Look through the records below, and copy out every line that holds the string "JSON".

(Dataset excerpt)
▶

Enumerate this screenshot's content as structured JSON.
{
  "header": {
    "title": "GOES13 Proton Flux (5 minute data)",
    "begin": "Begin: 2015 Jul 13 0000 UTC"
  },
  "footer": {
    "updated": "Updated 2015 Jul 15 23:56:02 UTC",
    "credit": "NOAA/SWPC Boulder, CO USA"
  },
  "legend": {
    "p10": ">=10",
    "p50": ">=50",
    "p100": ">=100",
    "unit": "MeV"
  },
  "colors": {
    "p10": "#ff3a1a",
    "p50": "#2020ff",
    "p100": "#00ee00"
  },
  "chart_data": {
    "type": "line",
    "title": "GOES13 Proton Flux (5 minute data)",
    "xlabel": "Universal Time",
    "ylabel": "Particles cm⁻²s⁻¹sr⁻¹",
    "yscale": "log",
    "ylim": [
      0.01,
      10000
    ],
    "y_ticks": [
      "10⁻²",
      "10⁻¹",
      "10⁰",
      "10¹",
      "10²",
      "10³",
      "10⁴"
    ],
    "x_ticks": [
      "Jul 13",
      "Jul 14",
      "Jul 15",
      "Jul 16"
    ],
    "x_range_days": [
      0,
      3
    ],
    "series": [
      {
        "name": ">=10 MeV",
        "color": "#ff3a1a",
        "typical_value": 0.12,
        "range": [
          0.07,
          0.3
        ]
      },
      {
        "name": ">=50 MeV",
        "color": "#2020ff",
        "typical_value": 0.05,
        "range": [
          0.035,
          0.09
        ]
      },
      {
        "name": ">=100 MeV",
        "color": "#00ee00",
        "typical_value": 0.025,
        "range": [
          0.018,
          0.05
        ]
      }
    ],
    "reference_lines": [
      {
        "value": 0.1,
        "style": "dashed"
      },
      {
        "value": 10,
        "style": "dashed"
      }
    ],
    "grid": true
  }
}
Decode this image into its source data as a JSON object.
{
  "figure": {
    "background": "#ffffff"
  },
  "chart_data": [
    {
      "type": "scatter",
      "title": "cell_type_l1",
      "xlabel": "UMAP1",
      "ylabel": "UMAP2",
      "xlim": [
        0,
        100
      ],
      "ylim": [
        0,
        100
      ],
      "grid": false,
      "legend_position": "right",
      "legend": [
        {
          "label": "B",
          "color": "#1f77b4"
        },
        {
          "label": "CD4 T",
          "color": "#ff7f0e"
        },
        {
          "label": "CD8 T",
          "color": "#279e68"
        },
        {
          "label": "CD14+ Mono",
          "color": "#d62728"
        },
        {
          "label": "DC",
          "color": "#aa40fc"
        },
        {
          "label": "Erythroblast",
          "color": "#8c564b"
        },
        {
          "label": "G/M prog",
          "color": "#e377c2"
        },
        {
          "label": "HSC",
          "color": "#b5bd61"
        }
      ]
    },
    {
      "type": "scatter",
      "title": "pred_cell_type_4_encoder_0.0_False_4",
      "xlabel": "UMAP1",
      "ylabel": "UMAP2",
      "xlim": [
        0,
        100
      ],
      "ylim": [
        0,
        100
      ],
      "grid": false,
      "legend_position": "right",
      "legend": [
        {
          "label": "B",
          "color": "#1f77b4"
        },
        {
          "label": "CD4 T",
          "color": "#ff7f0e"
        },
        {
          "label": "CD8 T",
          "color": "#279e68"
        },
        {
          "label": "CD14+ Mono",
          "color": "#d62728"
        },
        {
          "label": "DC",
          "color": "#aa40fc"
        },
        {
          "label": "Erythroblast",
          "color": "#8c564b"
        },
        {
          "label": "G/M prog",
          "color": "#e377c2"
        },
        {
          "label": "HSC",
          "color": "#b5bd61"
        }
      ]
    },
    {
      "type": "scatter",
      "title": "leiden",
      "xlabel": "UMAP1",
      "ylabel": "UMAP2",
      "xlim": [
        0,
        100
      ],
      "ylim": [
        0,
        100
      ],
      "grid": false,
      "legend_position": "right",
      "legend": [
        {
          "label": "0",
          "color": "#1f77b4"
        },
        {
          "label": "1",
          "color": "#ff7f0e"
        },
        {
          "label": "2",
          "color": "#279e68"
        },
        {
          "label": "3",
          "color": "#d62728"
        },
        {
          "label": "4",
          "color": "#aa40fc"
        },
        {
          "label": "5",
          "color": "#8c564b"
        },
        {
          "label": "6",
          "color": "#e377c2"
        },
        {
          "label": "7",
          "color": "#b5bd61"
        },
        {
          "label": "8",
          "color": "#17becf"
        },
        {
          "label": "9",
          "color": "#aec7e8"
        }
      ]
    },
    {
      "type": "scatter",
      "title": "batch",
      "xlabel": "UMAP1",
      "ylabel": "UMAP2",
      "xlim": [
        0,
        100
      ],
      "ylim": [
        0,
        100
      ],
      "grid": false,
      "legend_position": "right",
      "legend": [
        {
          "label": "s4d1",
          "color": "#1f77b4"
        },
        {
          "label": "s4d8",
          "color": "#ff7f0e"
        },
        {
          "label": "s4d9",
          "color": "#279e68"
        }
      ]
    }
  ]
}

◀

### EXERCISE ANSWER
Enumerate this screenshot's content as structured JSON.
Decode this image into its source data as a JSON object.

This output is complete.